PROBLEM DESCRIPTION
Copy the entries from the start through the line containing "Text: O: O [84, 258, 94, 268]", replacing "screenshot" with "image" and keeping everything else the same.
※
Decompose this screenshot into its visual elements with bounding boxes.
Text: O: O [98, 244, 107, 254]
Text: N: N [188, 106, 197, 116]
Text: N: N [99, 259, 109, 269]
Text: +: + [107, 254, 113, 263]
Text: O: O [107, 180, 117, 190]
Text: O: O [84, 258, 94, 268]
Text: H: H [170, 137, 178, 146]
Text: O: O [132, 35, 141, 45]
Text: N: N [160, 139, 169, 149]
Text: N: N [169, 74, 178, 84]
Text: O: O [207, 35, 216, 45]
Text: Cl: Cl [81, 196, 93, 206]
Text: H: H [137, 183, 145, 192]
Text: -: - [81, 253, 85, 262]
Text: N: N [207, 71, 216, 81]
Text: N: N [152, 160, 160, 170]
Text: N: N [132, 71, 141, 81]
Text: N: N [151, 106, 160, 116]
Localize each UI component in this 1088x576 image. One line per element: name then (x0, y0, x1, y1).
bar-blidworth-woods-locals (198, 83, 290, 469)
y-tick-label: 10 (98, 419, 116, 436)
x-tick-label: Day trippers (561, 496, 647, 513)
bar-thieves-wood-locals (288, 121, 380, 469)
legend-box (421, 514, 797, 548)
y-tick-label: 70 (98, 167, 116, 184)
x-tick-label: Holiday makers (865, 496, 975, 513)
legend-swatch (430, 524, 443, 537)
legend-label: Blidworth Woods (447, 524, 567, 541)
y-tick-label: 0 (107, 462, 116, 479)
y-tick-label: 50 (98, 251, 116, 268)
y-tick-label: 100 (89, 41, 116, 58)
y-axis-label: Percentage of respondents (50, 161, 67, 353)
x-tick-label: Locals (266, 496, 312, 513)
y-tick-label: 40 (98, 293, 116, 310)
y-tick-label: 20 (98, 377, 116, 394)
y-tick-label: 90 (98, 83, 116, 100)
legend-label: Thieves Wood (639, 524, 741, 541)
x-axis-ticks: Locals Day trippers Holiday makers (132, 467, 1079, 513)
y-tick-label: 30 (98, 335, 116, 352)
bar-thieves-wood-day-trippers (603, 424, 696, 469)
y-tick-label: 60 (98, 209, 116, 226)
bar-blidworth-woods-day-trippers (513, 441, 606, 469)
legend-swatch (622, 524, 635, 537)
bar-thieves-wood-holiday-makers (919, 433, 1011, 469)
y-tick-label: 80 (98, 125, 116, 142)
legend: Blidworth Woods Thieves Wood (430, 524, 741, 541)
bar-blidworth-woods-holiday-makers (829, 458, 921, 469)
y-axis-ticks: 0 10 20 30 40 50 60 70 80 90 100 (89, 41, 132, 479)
※
WRITTEN ANSWER
Decompose this image into its visual elements with bounding boxes.
Text: O: O [98, 244, 107, 254]
Text: N: N [188, 106, 197, 116]
Text: N: N [99, 259, 109, 269]
Text: +: + [107, 254, 113, 263]
Text: O: O [107, 180, 117, 190]
Text: O: O [84, 258, 94, 268]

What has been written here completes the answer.